* **Task prompt**
Output each entry below as it stands, leaving out every picture.

* **Data to use**
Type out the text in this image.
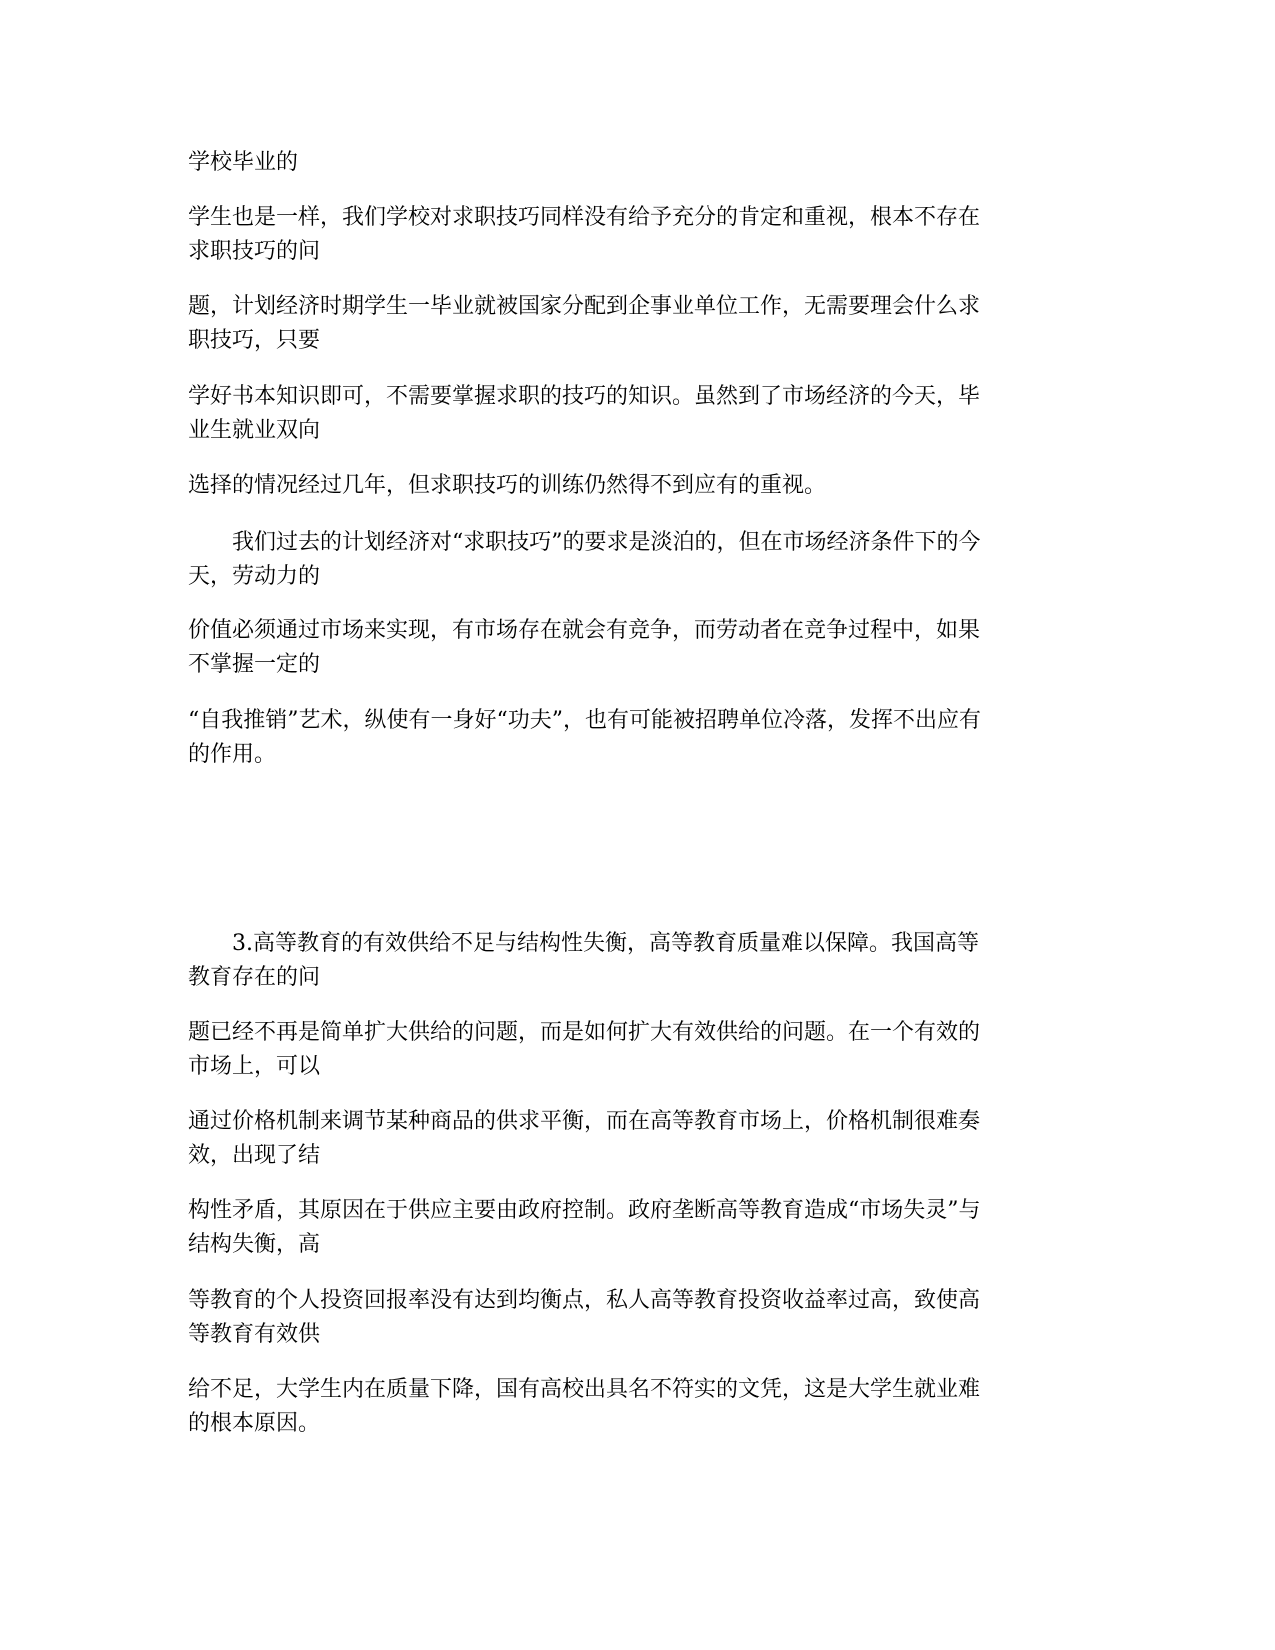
学校毕业的

学生也是一样，我们学校对求职技巧同样没有给予充分的肯定和重视，根本不存在
求职技巧的问

题，计划经济时期学生一毕业就被国家分配到企事业单位工作，无需要理会什么求
职技巧，只要

学好书本知识即可，不需要掌握求职的技巧的知识。虽然到了市场经济的今天，毕
业生就业双向

选择的情况经过几年，但求职技巧的训练仍然得不到应有的重视。

　　我们过去的计划经济对“求职技巧”的要求是淡泊的，但在市场经济条件下的今
天，劳动力的

价值必须通过市场来实现，有市场存在就会有竞争，而劳动者在竞争过程中，如果
不掌握一定的

“自我推销”艺术，纵使有一身好“功夫”，也有可能被招聘单位冷落，发挥不出应有
的作用。

　　3.高等教育的有效供给不足与结构性失衡，高等教育质量难以保障。我国高等
教育存在的问

题已经不再是简单扩大供给的问题，而是如何扩大有效供给的问题。在一个有效的
市场上，可以

通过价格机制来调节某种商品的供求平衡，而在高等教育市场上，价格机制很难奏
效，出现了结

构性矛盾，其原因在于供应主要由政府控制。政府垄断高等教育造成“市场失灵”与
结构失衡，高

等教育的个人投资回报率没有达到均衡点，私人高等教育投资收益率过高，致使高
等教育有效供

给不足，大学生内在质量下降，国有高校出具名不符实的文凭，这是大学生就业难
的根本原因。
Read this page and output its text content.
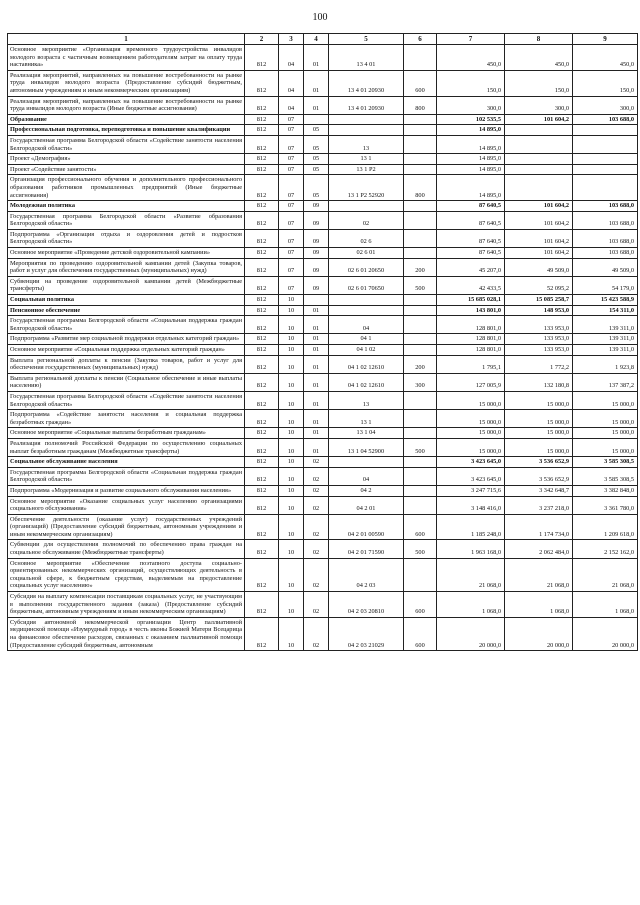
100
1	2	3	4	5	6	7	8	9
Основное мероприятие «Организация временного трудоустройства инвалидов молодого возраста с частичным возмещением работодателям затрат на оплату труда наставника»	812	04	01	13 4 01		450,0	450,0	450,0
Реализация мероприятий, направленных на повышение востребованности на рынке труда инвалидов молодого возраста (Предоставление субсидий бюджетным, автономным учреждениям и иным некоммерческим организациям)	812	04	01	13 4 01 20930	600	150,0	150,0	150,0
Реализация мероприятий, направленных на повышение востребованности на рынке труда инвалидов молодого возраста (Иные бюджетные ассигнования)	812	04	01	13 4 01 20930	800	300,0	300,0	300,0
Образование	812	07				102 535,5	101 604,2	103 688,0
Профессиональная подготовка, переподготовка и повышение квалификации	812	07	05			14 895,0		
Государственная программа Белгородской области «Содействие занятости населения Белгородской области»	812	07	05	13		14 895,0		
Проект «Демография»	812	07	05	13 1		14 895,0		
Проект «Содействие занятости»	812	07	05	13 1 P2		14 895,0		
Организация профессионального обучения и дополнительного профессионального образования работников промышленных предприятий (Иные бюджетные ассигнования)	812	07	05	13 1 P2 52920	800	14 895,0		
Молодежная политика	812	07	09			87 640,5	101 604,2	103 688,0
Государственная программа Белгородской области «Развитие образования Белгородской области»	812	07	09	02		87 640,5	101 604,2	103 688,0
Подпрограмма «Организация отдыха и оздоровления детей и подростков Белгородской области»	812	07	09	02 6		87 640,5	101 604,2	103 688,0
Основное мероприятие «Проведение детской оздоровительной кампании»	812	07	09	02 6 01		87 640,5	101 604,2	103 688,0
Мероприятия по проведению оздоровительной кампании детей (Закупка товаров, работ и услуг для обеспечения государственных (муниципальных) нужд)	812	07	09	02 6 01 20650	200	45 207,0	49 509,0	49 509,0
Субвенции на проведение оздоровительной кампании детей (Межбюджетные трансферты)	812	07	09	02 6 01 70650	500	42 433,5	52 095,2	54 179,0
Социальная политика	812	10				15 685 028,1	15 085 258,7	15 423 588,9
Пенсионное обеспечение	812	10	01			143 801,0	148 953,0	154 311,0
Государственная программа Белгородской области «Социальная поддержка граждан Белгородской области»	812	10	01	04		128 801,0	133 953,0	139 311,0
Подпрограмма «Развитие мер социальной поддержки отдельных категорий граждан»	812	10	01	04 1		128 801,0	133 953,0	139 311,0
Основное мероприятие «Социальная поддержка отдельных категорий граждан»	812	10	01	04 1 02		128 801,0	133 953,0	139 311,0
Выплата региональной доплаты к пенсии (Закупка товаров, работ и услуг для обеспечения государственных (муниципальных) нужд)	812	10	01	04 1 02 12610	200	1 795,1	1 772,2	1 923,8
Выплата региональной доплаты к пенсии (Социальное обеспечение и иные выплаты населению)	812	10	01	04 1 02 12610	300	127 005,9	132 180,8	137 387,2
Государственная программа Белгородской области «Содействие занятости населения Белгородской области»	812	10	01	13		15 000,0	15 000,0	15 000,0
Подпрограмма «Содействие занятости населения и социальная поддержка безработных граждан»	812	10	01	13 1		15 000,0	15 000,0	15 000,0
Основное мероприятие «Социальные выплаты безработным гражданам»	812	10	01	13 1 04		15 000,0	15 000,0	15 000,0
Реализация полномочий Российской Федерации по осуществлению социальных выплат безработным гражданам (Межбюджетные трансферты)	812	10	01	13 1 04 52900	500	15 000,0	15 000,0	15 000,0
Социальное обслуживание населения	812	10	02			3 423 645,0	3 536 652,9	3 585 308,5
Государственная программа Белгородской области «Социальная поддержка граждан Белгородской области»	812	10	02	04		3 423 645,0	3 536 652,9	3 585 308,5
Подпрограмма «Модернизация и развитие социального обслуживания населения»	812	10	02	04 2		3 247 715,6	3 342 648,7	3 382 848,0
Основное мероприятие «Оказание социальных услуг населению организациями социального обслуживания»	812	10	02	04 2 01		3 148 416,0	3 237 218,0	3 361 780,0
Обеспечение деятельности (оказание услуг) государственных учреждений (организаций) (Предоставление субсидий бюджетным, автономным учреждениям и иным некоммерческим организациям)	812	10	02	04 2 01 00590	600	1 185 248,0	1 174 734,0	1 209 618,0
Субвенции для осуществления полномочий по обеспечению права граждан на социальное обслуживание (Межбюджетные трансферты)	812	10	02	04 2 01 71590	500	1 963 168,0	2 062 484,0	2 152 162,0
Основное мероприятие «Обеспечение поэтапного доступа социально-ориентированных некоммерческих организаций, осуществляющих деятельность в социальной сфере, к бюджетным средствам, выделяемым на предоставление социальных услуг населению»	812	10	02	04 2 03		21 068,0	21 068,0	21 068,0
Субсидия на выплату компенсации поставщикам социальных услуг, не участвующим в выполнении государственного задания (заказа) (Предоставление субсидий бюджетным, автономным учреждениям и иным некоммерческим организациям)	812	10	02	04 2 03 20810	600	1 068,0	1 068,0	1 068,0
Субсидия автономной некоммерческой организации Центр паллиативной медицинской помощи «Изумрудный город» в честь иконы Божией Матери Всецарица на финансовое обеспечение расходов, связанных с оказанием паллиативной помощи (Предоставление субсидий бюджетным, автономным	812	10	02	04 2 03 21029	600	20 000,0	20 000,0	20 000,0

* **Task response**
Type out the text in this image.
学校毕业的

学生也是一样，我们学校对求职技巧同样没有给予充分的肯定和重视，根本不存在
求职技巧的问

题，计划经济时期学生一毕业就被国家分配到企事业单位工作，无需要理会什么求
职技巧，只要

学好书本知识即可，不需要掌握求职的技巧的知识。虽然到了市场经济的今天，毕
业生就业双向

选择的情况经过几年，但求职技巧的训练仍然得不到应有的重视。

　　我们过去的计划经济对“求职技巧”的要求是淡泊的，但在市场经济条件下的今
天，劳动力的

价值必须通过市场来实现，有市场存在就会有竞争，而劳动者在竞争过程中，如果
不掌握一定的

“自我推销”艺术，纵使有一身好“功夫”，也有可能被招聘单位冷落，发挥不出应有
的作用。

　　3.高等教育的有效供给不足与结构性失衡，高等教育质量难以保障。我国高等
教育存在的问

题已经不再是简单扩大供给的问题，而是如何扩大有效供给的问题。在一个有效的
市场上，可以

通过价格机制来调节某种商品的供求平衡，而在高等教育市场上，价格机制很难奏
效，出现了结

构性矛盾，其原因在于供应主要由政府控制。政府垄断高等教育造成“市场失灵”与
结构失衡，高

等教育的个人投资回报率没有达到均衡点，私人高等教育投资收益率过高，致使高
等教育有效供

给不足，大学生内在质量下降，国有高校出具名不符实的文凭，这是大学生就业难
的根本原因。
Read this page and output its text content.
100
1	2	3	4	5	6	7	8	9
Основное мероприятие «Организация временного трудоустройства инвалидов молодого возраста с частичным возмещением работодателям затрат на оплату труда наставника»	812	04	01	13 4 01		450,0	450,0	450,0
Реализация мероприятий, направленных на повышение востребованности на рынке труда инвалидов молодого возраста (Предоставление субсидий бюджетным, автономным учреждениям и иным некоммерческим организациям)	812	04	01	13 4 01 20930	600	150,0	150,0	150,0
Реализация мероприятий, направленных на повышение востребованности на рынке труда инвалидов молодого возраста (Иные бюджетные ассигнования)	812	04	01	13 4 01 20930	800	300,0	300,0	300,0
Образование	812	07				102 535,5	101 604,2	103 688,0
Профессиональная подготовка, переподготовка и повышение квалификации	812	07	05			14 895,0		
Государственная программа Белгородской области «Содействие занятости населения Белгородской области»	812	07	05	13		14 895,0		
Проект «Демография»	812	07	05	13 1		14 895,0		
Проект «Содействие занятости»	812	07	05	13 1 P2		14 895,0		
Организация профессионального обучения и дополнительного профессионального образования работников промышленных предприятий (Иные бюджетные ассигнования)	812	07	05	13 1 P2 52920	800	14 895,0		
Молодежная политика	812	07	09			87 640,5	101 604,2	103 688,0
Государственная программа Белгородской области «Развитие образования Белгородской области»	812	07	09	02		87 640,5	101 604,2	103 688,0
Подпрограмма «Организация отдыха и оздоровления детей и подростков Белгородской области»	812	07	09	02 6		87 640,5	101 604,2	103 688,0
Основное мероприятие «Проведение детской оздоровительной кампании»	812	07	09	02 6 01		87 640,5	101 604,2	103 688,0
Мероприятия по проведению оздоровительной кампании детей (Закупка товаров, работ и услуг для обеспечения государственных (муниципальных) нужд)	812	07	09	02 6 01 20650	200	45 207,0	49 509,0	49 509,0
Субвенции на проведение оздоровительной кампании детей (Межбюджетные трансферты)	812	07	09	02 6 01 70650	500	42 433,5	52 095,2	54 179,0
Социальная политика	812	10				15 685 028,1	15 085 258,7	15 423 588,9
Пенсионное обеспечение	812	10	01			143 801,0	148 953,0	154 311,0
Государственная программа Белгородской области «Социальная поддержка граждан Белгородской области»	812	10	01	04		128 801,0	133 953,0	139 311,0
Подпрограмма «Развитие мер социальной поддержки отдельных категорий граждан»	812	10	01	04 1		128 801,0	133 953,0	139 311,0
Основное мероприятие «Социальная поддержка отдельных категорий граждан»	812	10	01	04 1 02		128 801,0	133 953,0	139 311,0
Выплата региональной доплаты к пенсии (Закупка товаров, работ и услуг для обеспечения государственных (муниципальных) нужд)	812	10	01	04 1 02 12610	200	1 795,1	1 772,2	1 923,8
Выплата региональной доплаты к пенсии (Социальное обеспечение и иные выплаты населению)	812	10	01	04 1 02 12610	300	127 005,9	132 180,8	137 387,2
Государственная программа Белгородской области «Содействие занятости населения Белгородской области»	812	10	01	13		15 000,0	15 000,0	15 000,0
Подпрограмма «Содействие занятости населения и социальная поддержка безработных граждан»	812	10	01	13 1		15 000,0	15 000,0	15 000,0
Основное мероприятие «Социальные выплаты безработным гражданам»	812	10	01	13 1 04		15 000,0	15 000,0	15 000,0
Реализация полномочий Российской Федерации по осуществлению социальных выплат безработным гражданам (Межбюджетные трансферты)	812	10	01	13 1 04 52900	500	15 000,0	15 000,0	15 000,0
Социальное обслуживание населения	812	10	02			3 423 645,0	3 536 652,9	3 585 308,5
Государственная программа Белгородской области «Социальная поддержка граждан Белгородской области»	812	10	02	04		3 423 645,0	3 536 652,9	3 585 308,5
Подпрограмма «Модернизация и развитие социального обслуживания населения»	812	10	02	04 2		3 247 715,6	3 342 648,7	3 382 848,0
Основное мероприятие «Оказание социальных услуг населению организациями социального обслуживания»	812	10	02	04 2 01		3 148 416,0	3 237 218,0	3 361 780,0
Обеспечение деятельности (оказание услуг) государственных учреждений (организаций) (Предоставление субсидий бюджетным, автономным учреждениям и иным некоммерческим организациям)	812	10	02	04 2 01 00590	600	1 185 248,0	1 174 734,0	1 209 618,0
Субвенции для осуществления полномочий по обеспечению права граждан на социальное обслуживание (Межбюджетные трансферты)	812	10	02	04 2 01 71590	500	1 963 168,0	2 062 484,0	2 152 162,0
Основное мероприятие «Обеспечение поэтапного доступа социально-ориентированных некоммерческих организаций, осуществляющих деятельность в социальной сфере, к бюджетным средствам, выделяемым на предоставление социальных услуг населению»	812	10	02	04 2 03		21 068,0	21 068,0	21 068,0
Субсидия на выплату компенсации поставщикам социальных услуг, не участвующим в выполнении государственного задания (заказа) (Предоставление субсидий бюджетным, автономным учреждениям и иным некоммерческим организациям)	812	10	02	04 2 03 20810	600	1 068,0	1 068,0	1 068,0
Субсидия автономной некоммерческой организации Центр паллиативной медицинской помощи «Изумрудный город» в честь иконы Божией Матери Всецарица на финансовое обеспечение расходов, связанных с оказанием паллиативной помощи (Предоставление субсидий бюджетным, автономным	812	10	02	04 2 03 21029	600	20 000,0	20 000,0	20 000,0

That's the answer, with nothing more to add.